---------- DATA FOR THIS EXERCISE ----------

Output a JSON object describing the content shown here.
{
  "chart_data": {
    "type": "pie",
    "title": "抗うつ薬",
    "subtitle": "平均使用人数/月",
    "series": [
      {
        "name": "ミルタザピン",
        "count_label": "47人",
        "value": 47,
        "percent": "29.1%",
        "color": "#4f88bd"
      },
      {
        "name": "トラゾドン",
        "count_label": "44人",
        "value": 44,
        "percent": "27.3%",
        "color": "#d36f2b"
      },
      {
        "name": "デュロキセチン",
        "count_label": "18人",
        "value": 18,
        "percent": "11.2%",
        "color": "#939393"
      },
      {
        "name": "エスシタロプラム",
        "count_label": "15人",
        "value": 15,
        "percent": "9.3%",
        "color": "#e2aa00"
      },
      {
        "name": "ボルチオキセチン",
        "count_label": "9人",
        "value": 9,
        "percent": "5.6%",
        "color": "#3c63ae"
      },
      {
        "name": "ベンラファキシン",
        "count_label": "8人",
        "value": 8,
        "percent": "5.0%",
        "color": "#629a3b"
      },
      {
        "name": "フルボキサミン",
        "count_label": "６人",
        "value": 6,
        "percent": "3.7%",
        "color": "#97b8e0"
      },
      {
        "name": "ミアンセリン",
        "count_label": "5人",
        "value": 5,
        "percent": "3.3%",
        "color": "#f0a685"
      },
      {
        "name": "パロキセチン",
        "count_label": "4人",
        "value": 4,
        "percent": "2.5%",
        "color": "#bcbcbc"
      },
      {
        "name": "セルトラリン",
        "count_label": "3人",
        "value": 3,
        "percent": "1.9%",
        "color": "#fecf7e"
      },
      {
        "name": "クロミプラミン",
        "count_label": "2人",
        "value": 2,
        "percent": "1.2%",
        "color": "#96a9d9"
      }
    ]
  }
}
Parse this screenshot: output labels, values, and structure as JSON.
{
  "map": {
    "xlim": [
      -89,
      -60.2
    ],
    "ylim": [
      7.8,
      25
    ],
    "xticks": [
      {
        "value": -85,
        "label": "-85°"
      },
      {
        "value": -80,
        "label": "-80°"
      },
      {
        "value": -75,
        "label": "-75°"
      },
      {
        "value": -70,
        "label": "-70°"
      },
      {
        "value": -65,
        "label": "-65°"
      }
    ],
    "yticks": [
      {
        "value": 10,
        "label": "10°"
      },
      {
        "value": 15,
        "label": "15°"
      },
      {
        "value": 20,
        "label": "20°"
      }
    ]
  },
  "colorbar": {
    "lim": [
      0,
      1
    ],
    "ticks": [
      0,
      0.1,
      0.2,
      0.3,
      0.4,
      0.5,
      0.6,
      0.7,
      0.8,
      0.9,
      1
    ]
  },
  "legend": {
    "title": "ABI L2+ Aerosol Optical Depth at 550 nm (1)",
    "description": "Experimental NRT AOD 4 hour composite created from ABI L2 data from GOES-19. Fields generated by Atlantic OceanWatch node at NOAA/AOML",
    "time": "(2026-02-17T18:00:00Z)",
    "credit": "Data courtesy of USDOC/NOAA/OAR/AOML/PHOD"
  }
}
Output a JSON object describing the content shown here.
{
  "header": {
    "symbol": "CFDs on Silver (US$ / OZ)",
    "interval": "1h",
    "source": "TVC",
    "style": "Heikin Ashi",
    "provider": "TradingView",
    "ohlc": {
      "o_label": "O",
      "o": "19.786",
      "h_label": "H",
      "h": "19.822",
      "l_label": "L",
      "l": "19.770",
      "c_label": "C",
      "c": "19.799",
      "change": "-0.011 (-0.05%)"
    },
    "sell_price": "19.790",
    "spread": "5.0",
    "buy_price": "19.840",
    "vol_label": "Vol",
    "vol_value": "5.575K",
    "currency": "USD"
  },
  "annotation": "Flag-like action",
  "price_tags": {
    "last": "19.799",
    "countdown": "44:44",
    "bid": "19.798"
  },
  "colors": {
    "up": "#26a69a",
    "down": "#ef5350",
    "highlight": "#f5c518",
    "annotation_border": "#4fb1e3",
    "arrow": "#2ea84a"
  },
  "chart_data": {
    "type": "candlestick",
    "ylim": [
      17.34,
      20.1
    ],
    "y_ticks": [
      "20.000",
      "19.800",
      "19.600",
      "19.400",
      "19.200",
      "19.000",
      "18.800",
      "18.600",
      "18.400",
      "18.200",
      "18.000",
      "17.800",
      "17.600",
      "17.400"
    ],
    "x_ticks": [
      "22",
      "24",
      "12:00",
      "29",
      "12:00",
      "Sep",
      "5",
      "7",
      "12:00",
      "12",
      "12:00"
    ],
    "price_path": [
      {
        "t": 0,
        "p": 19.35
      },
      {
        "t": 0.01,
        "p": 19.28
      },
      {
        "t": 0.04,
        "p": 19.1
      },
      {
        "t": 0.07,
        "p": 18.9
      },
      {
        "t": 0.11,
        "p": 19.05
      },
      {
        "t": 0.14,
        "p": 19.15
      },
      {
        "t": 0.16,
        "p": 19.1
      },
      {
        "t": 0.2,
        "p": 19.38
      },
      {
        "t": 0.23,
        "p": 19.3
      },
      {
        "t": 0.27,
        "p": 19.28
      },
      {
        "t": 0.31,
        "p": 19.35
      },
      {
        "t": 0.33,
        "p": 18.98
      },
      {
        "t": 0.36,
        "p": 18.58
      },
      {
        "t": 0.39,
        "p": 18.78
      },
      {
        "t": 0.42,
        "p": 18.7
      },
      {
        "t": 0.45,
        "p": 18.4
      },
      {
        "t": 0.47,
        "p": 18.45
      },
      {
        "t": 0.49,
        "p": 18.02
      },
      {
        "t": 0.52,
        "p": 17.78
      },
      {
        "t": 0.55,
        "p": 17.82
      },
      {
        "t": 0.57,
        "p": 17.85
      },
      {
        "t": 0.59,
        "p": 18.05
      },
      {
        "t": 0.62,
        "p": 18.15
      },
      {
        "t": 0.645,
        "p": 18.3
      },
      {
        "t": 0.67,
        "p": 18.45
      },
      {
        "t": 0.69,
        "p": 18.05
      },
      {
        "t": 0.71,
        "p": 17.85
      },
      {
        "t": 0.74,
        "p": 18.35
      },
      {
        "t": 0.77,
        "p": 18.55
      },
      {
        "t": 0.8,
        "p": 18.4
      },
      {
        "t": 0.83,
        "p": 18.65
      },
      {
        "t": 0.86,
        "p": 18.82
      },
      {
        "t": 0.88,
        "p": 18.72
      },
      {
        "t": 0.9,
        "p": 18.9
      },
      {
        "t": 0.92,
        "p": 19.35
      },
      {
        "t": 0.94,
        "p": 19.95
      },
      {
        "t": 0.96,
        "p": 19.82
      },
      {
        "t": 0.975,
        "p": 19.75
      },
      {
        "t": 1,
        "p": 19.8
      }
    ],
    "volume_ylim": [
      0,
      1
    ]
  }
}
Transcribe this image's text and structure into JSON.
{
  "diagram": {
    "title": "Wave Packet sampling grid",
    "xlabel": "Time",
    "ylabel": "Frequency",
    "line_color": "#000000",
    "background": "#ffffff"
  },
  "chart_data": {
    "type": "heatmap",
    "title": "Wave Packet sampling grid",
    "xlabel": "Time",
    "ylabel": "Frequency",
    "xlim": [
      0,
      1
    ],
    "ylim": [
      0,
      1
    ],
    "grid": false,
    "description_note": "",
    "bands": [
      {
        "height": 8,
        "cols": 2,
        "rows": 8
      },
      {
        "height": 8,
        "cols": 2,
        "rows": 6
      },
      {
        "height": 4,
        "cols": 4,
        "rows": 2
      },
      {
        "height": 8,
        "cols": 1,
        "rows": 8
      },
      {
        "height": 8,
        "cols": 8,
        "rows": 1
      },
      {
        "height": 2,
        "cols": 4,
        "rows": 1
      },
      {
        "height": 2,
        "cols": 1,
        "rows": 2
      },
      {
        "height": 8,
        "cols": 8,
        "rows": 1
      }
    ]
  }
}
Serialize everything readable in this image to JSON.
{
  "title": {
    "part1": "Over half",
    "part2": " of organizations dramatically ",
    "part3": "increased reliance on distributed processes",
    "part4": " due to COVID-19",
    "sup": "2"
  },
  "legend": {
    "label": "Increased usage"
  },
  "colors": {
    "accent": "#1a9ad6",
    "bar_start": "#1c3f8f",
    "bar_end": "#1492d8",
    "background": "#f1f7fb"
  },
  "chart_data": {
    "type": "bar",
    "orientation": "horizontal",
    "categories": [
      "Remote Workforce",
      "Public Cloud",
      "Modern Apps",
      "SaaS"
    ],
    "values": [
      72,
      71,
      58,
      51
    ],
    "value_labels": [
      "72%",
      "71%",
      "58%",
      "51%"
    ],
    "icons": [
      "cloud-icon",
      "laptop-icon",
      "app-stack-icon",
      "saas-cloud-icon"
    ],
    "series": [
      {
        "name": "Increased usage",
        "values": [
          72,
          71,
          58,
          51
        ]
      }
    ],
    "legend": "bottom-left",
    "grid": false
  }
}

----------

## AIM OF THE TASK:
Find and count the lines of the data that include the string "AOML", and report that figure by itself.

## RESULT OF THIS EXERCISE:
2